Set task :: Which lines in the entries below contain the word "Crown"? Return each of those lines in full.

Stored rows ::
++++++++++++++++++++
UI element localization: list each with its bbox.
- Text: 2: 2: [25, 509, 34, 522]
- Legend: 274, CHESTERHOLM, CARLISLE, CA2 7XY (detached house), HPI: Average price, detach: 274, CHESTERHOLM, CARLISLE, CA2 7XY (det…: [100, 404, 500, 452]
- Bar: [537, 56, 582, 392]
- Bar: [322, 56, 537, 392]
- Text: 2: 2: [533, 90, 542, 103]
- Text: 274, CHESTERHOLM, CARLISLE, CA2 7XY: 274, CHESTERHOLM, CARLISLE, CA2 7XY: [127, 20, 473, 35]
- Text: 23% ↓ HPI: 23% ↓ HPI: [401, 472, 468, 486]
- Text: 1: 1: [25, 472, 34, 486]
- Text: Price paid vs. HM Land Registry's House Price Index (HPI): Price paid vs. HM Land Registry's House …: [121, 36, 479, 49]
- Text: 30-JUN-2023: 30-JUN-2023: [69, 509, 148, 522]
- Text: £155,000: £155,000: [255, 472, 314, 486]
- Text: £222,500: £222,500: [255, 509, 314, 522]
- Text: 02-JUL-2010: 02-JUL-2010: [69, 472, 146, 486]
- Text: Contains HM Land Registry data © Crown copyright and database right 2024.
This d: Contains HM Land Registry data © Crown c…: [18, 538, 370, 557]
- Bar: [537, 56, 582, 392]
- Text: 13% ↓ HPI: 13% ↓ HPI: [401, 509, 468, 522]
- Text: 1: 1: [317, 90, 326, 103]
++++++++++++++++++++
Complete output ::
- Text: Contains HM Land Registry data © Crown copyright and database right 2024.
This d: Contains HM Land Registry data © Crown c…: [18, 538, 370, 557]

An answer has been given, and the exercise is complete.